== Dataset content ==

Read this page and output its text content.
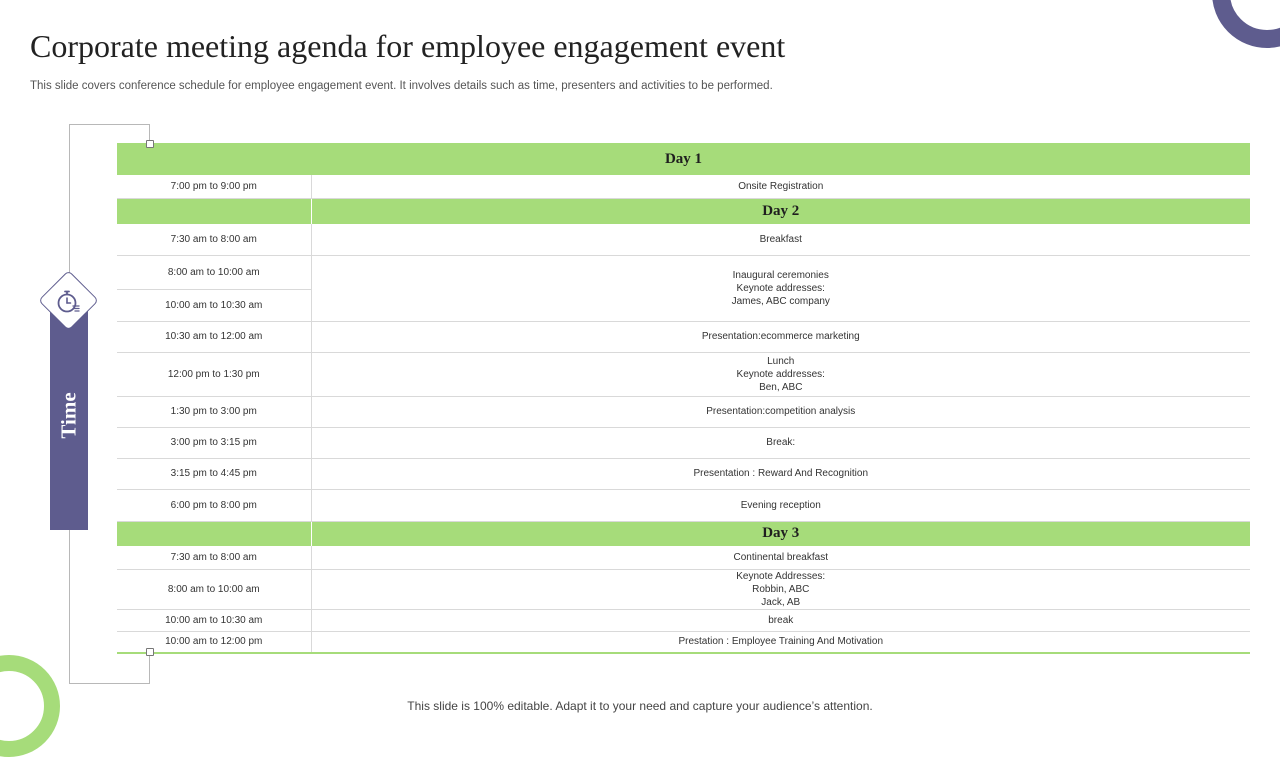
Corporate meeting agenda for employee engagement event
This slide covers conference schedule for employee engagement event. It involves details such as time, presenters and activities to be performed.
Time
Day 1	
7:00 pm to 9:00 pm	Onsite Registration
	Day 2
7:30 am to 8:00 am	Breakfast
8:00 am to 10:00 am	Inaugural ceremonies
Keynote addresses:
James, ABC company

10:00 am to 10:30 am	
10:30 am to 12:00 am	Presentation:ecommerce marketing
12:00 pm to 1:30 pm	Lunch
Keynote addresses:
Ben, ABC

1:30 pm to 3:00 pm	Presentation:competition analysis
3:00 pm to 3:15 pm	Break:
3:15 pm to 4:45 pm	Presentation : Reward And Recognition
6:00 pm to 8:00 pm	Evening reception
	Day 3
7:30 am to 8:00 am	Continental breakfast
8:00 am to 10:00 am	Keynote Addresses:
Robbin, ABC
Jack, AB

10:00 am to 10:30 am	break
10:00 am to 12:00 pm	Prestation : Employee Training And Motivation
This slide is 100% editable. Adapt it to your need and capture your audience’s attention.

===

Written exercise: Pictures excluded, quote all the data above exactly.

Solution for this problem:
Read this page and output its text content.
Corporate meeting agenda for employee engagement event
This slide covers conference schedule for employee engagement event. It involves details such as time, presenters and activities to be performed.
Time
Day 1	
7:00 pm to 9:00 pm	Onsite Registration
	Day 2
7:30 am to 8:00 am	Breakfast
8:00 am to 10:00 am	Inaugural ceremonies
Keynote addresses:
James, ABC company

10:00 am to 10:30 am	
10:30 am to 12:00 am	Presentation:ecommerce marketing
12:00 pm to 1:30 pm	Lunch
Keynote addresses:
Ben, ABC

1:30 pm to 3:00 pm	Presentation:competition analysis
3:00 pm to 3:15 pm	Break:
3:15 pm to 4:45 pm	Presentation : Reward And Recognition
6:00 pm to 8:00 pm	Evening reception
	Day 3
7:30 am to 8:00 am	Continental breakfast
8:00 am to 10:00 am	Keynote Addresses:
Robbin, ABC
Jack, AB

10:00 am to 10:30 am	break
10:00 am to 12:00 pm	Prestation : Employee Training And Motivation
This slide is 100% editable. Adapt it to your need and capture your audience’s attention.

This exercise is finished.